### [Entries shown]
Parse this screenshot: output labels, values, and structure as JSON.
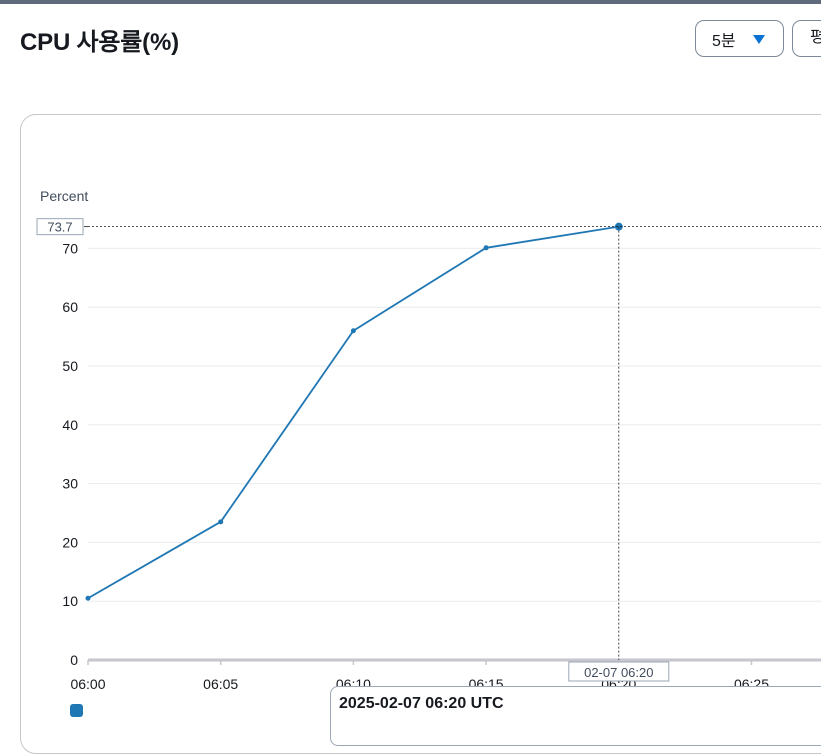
{
  "header": {
    "title": "CPU 사용률(%)",
    "period_select": "5분",
    "statistic_select": "평"
  },
  "tooltip": {
    "title": "2025-02-07 06:20 UTC"
  },
  "legend": {
    "label": ""
  },
  "colors": {
    "series": "#1f77b4",
    "accent": "#0972d3"
  },
  "chart_data": {
    "type": "line",
    "ylabel": "Percent",
    "x": [
      "06:00",
      "06:05",
      "06:10",
      "06:15",
      "06:20"
    ],
    "xticks": [
      "06:00",
      "06:05",
      "06:10",
      "06:15",
      "06:20",
      "06:25"
    ],
    "series": [
      {
        "values": [
          10.5,
          23.5,
          56,
          70.1,
          73.7
        ]
      }
    ],
    "ylim": [
      0,
      73.7
    ],
    "yticks": [
      0,
      10,
      20,
      30,
      40,
      50,
      60,
      70
    ],
    "grid": true,
    "crosshair": {
      "x_label": "02-07 06:20",
      "y_label": "73.7"
    }
  }
}
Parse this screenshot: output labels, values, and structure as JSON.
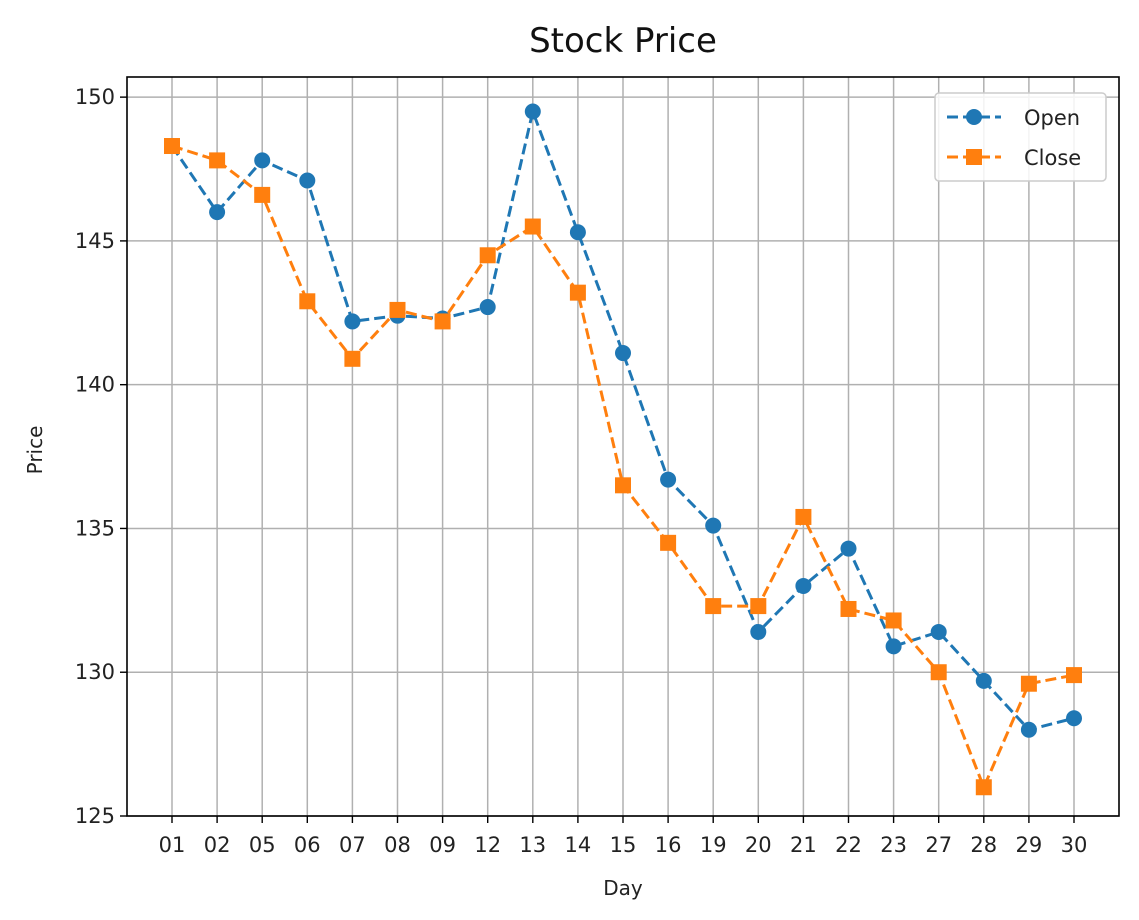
{
  "chart_data": {
    "type": "line",
    "title": "Stock Price",
    "xlabel": "Day",
    "ylabel": "Price",
    "categories": [
      "01",
      "02",
      "05",
      "06",
      "07",
      "08",
      "09",
      "12",
      "13",
      "14",
      "15",
      "16",
      "19",
      "20",
      "21",
      "22",
      "23",
      "27",
      "28",
      "29",
      "30"
    ],
    "ylim": [
      125,
      150.7
    ],
    "yticks": [
      125,
      130,
      135,
      140,
      145,
      150
    ],
    "grid": true,
    "legend_position": "top-right",
    "series": [
      {
        "name": "Open",
        "color": "#1f77b4",
        "marker": "circle",
        "linestyle": "dashed",
        "values": [
          148.3,
          146.0,
          147.8,
          147.1,
          142.2,
          142.4,
          142.3,
          142.7,
          149.5,
          145.3,
          141.1,
          136.7,
          135.1,
          131.4,
          133.0,
          134.3,
          130.9,
          131.4,
          129.7,
          128.0,
          128.4
        ]
      },
      {
        "name": "Close",
        "color": "#ff7f0e",
        "marker": "square",
        "linestyle": "dashed",
        "values": [
          148.3,
          147.8,
          146.6,
          142.9,
          140.9,
          142.6,
          142.2,
          144.5,
          145.5,
          143.2,
          136.5,
          134.5,
          132.3,
          132.3,
          135.4,
          132.2,
          131.8,
          130.0,
          126.0,
          129.6,
          129.9
        ]
      }
    ]
  }
}
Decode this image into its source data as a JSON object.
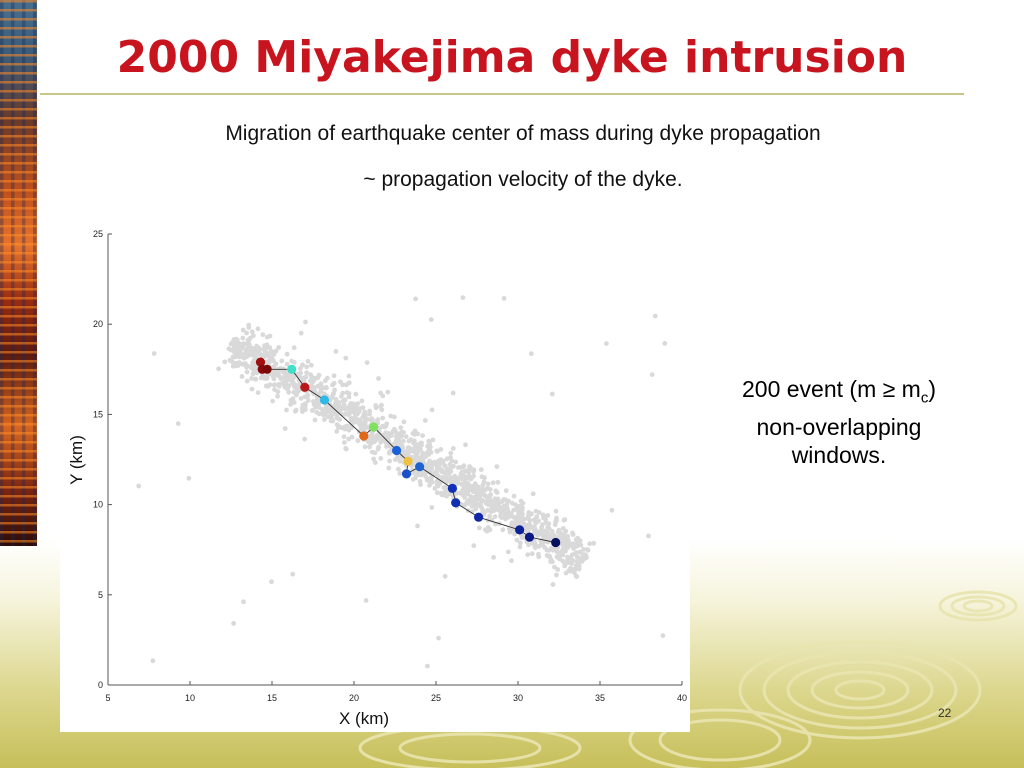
{
  "slide": {
    "title": "2000 Miyakejima dyke intrusion",
    "subtitle_line1": "Migration of earthquake center of mass during dyke propagation",
    "subtitle_line2": "~ propagation velocity of the dyke.",
    "annotation_line1_prefix": "200 event (m ≥ m",
    "annotation_line1_sub": "c",
    "annotation_line1_suffix": ")",
    "annotation_line2": "non-overlapping",
    "annotation_line3": "windows.",
    "slide_number": "22"
  },
  "colors": {
    "title": "#c8141e",
    "background_points": "#d9d9d9",
    "path_line": "#333333"
  },
  "chart_data": {
    "type": "scatter",
    "title": "",
    "xlabel": "X (km)",
    "ylabel": "Y (km)",
    "xlim": [
      5,
      40
    ],
    "ylim": [
      0,
      25
    ],
    "xticks": [
      5,
      10,
      15,
      20,
      25,
      30,
      35,
      40
    ],
    "yticks": [
      0,
      5,
      10,
      15,
      20,
      25
    ],
    "grid": false,
    "legend": "none",
    "series": [
      {
        "kind": "center-of-mass-path",
        "points": [
          {
            "x": 14.3,
            "y": 17.9,
            "color": "#a01010"
          },
          {
            "x": 14.4,
            "y": 17.5,
            "color": "#8a0a0a"
          },
          {
            "x": 14.7,
            "y": 17.5,
            "color": "#7a0808"
          },
          {
            "x": 16.2,
            "y": 17.5,
            "color": "#40e0c8"
          },
          {
            "x": 17.0,
            "y": 16.5,
            "color": "#b81818"
          },
          {
            "x": 18.2,
            "y": 15.8,
            "color": "#30b8e8"
          },
          {
            "x": 20.6,
            "y": 13.8,
            "color": "#e06818"
          },
          {
            "x": 21.2,
            "y": 14.3,
            "color": "#80e060"
          },
          {
            "x": 22.6,
            "y": 13.0,
            "color": "#1a60d8"
          },
          {
            "x": 23.3,
            "y": 12.4,
            "color": "#f0c040"
          },
          {
            "x": 23.2,
            "y": 11.7,
            "color": "#1a50c8"
          },
          {
            "x": 24.0,
            "y": 12.1,
            "color": "#1e64d0"
          },
          {
            "x": 26.0,
            "y": 10.9,
            "color": "#1030b8"
          },
          {
            "x": 26.2,
            "y": 10.1,
            "color": "#1030b0"
          },
          {
            "x": 27.6,
            "y": 9.3,
            "color": "#1028a8"
          },
          {
            "x": 30.1,
            "y": 8.6,
            "color": "#0c2098"
          },
          {
            "x": 30.7,
            "y": 8.2,
            "color": "#0a1888"
          },
          {
            "x": 32.3,
            "y": 7.9,
            "color": "#060e60"
          }
        ]
      }
    ]
  }
}
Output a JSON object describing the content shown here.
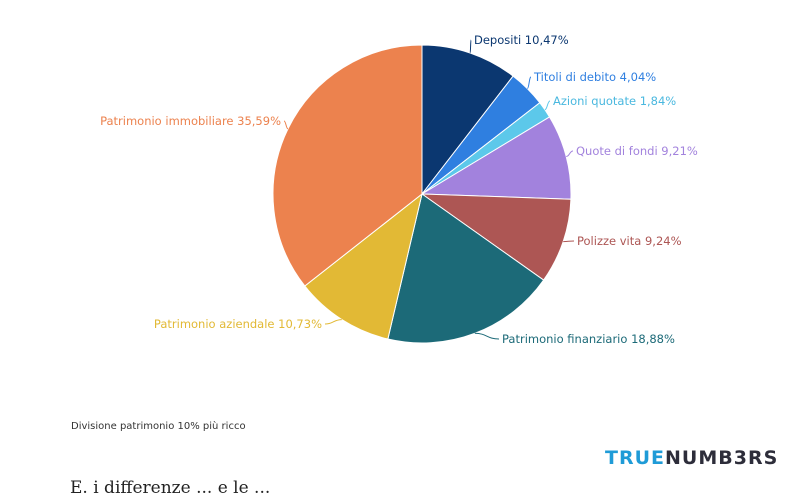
{
  "chart_data": {
    "type": "pie",
    "slices": [
      {
        "label": "Depositi",
        "value": 10.47,
        "display": "Depositi 10,47%",
        "color": "#0b3770"
      },
      {
        "label": "Titoli di debito",
        "value": 4.04,
        "display": "Titoli di debito 4,04%",
        "color": "#2f7fe0"
      },
      {
        "label": "Azioni quotate",
        "value": 1.84,
        "display": "Azioni quotate 1,84%",
        "color": "#5cc8ea"
      },
      {
        "label": "Quote di fondi",
        "value": 9.21,
        "display": "Quote di fondi 9,21%",
        "color": "#a282dd"
      },
      {
        "label": "Polizze vita",
        "value": 9.24,
        "display": "Polizze vita 9,24%",
        "color": "#ad5654"
      },
      {
        "label": "Patrimonio finanziario",
        "value": 18.88,
        "display": "Patrimonio finanziario 18,88%",
        "color": "#1c6a78"
      },
      {
        "label": "Patrimonio aziendale",
        "value": 10.73,
        "display": "Patrimonio aziendale 10,73%",
        "color": "#e2b935"
      },
      {
        "label": "Patrimonio immobiliare",
        "value": 35.59,
        "display": "Patrimonio immobiliare 35,59%",
        "color": "#ec824e"
      }
    ]
  },
  "caption": "Divisione patrimonio 10% più ricco",
  "brand": {
    "part1": "TRUE",
    "part2": "NUMB3RS"
  },
  "article_fragment": "E. i differenze ... e le ..."
}
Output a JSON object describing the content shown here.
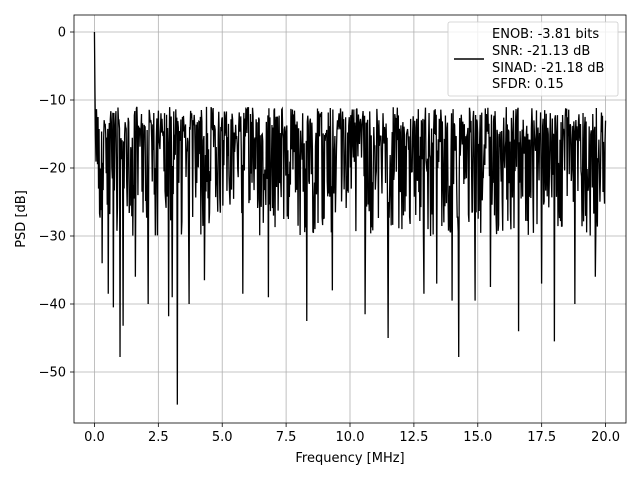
{
  "chart_data": {
    "type": "line",
    "xlabel": "Frequency [MHz]",
    "ylabel": "PSD [dB]",
    "xlim": [
      -0.8,
      20.8
    ],
    "ylim": [
      -57.5,
      2.5
    ],
    "x_ticks": [
      0.0,
      2.5,
      5.0,
      7.5,
      10.0,
      12.5,
      15.0,
      17.5,
      20.0
    ],
    "x_tick_labels": [
      "0.0",
      "2.5",
      "5.0",
      "7.5",
      "10.0",
      "12.5",
      "15.0",
      "17.5",
      "20.0"
    ],
    "y_ticks": [
      0,
      -10,
      -20,
      -30,
      -40,
      -50
    ],
    "y_tick_labels": [
      "0",
      "−10",
      "−20",
      "−30",
      "−40",
      "−50"
    ],
    "grid": true,
    "legend_position": "top-right",
    "legend_lines": [
      "ENOB: -3.81 bits",
      "SNR: -21.13 dB",
      "SINAD: -21.18 dB",
      "SFDR: 0.15"
    ],
    "series": [
      {
        "color": "#000000",
        "x_start": 0.0,
        "x_end": 20.0,
        "num_points": 1000,
        "upper_envelope_db": -10,
        "typical_floor_db": -30,
        "peak": {
          "x": 0.0,
          "y": 0.0
        },
        "deep_minima": [
          {
            "x": 0.3,
            "y": -34
          },
          {
            "x": 0.55,
            "y": -38.5
          },
          {
            "x": 0.75,
            "y": -40.5
          },
          {
            "x": 1.0,
            "y": -47.8
          },
          {
            "x": 1.12,
            "y": -43.2
          },
          {
            "x": 1.6,
            "y": -36
          },
          {
            "x": 2.1,
            "y": -40
          },
          {
            "x": 2.9,
            "y": -41.8
          },
          {
            "x": 3.05,
            "y": -39
          },
          {
            "x": 3.25,
            "y": -54.8
          },
          {
            "x": 3.7,
            "y": -40
          },
          {
            "x": 4.3,
            "y": -36.5
          },
          {
            "x": 5.8,
            "y": -38.5
          },
          {
            "x": 6.8,
            "y": -39
          },
          {
            "x": 8.3,
            "y": -42.5
          },
          {
            "x": 9.3,
            "y": -38
          },
          {
            "x": 10.6,
            "y": -41.5
          },
          {
            "x": 11.5,
            "y": -45
          },
          {
            "x": 12.9,
            "y": -38.5
          },
          {
            "x": 13.4,
            "y": -37
          },
          {
            "x": 14.0,
            "y": -39.5
          },
          {
            "x": 14.25,
            "y": -47.8
          },
          {
            "x": 14.9,
            "y": -39.5
          },
          {
            "x": 15.5,
            "y": -37.5
          },
          {
            "x": 16.6,
            "y": -44
          },
          {
            "x": 17.5,
            "y": -37
          },
          {
            "x": 18.0,
            "y": -45.5
          },
          {
            "x": 18.8,
            "y": -40
          },
          {
            "x": 19.6,
            "y": -36
          }
        ]
      }
    ]
  }
}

### [Given request]
Only lines holding the string "immobiliare" are wanted; gather each one from the entries above.

### [In response]
        "label": "Patrimonio immobiliare",
        "display": "Patrimonio immobiliare 35,59%",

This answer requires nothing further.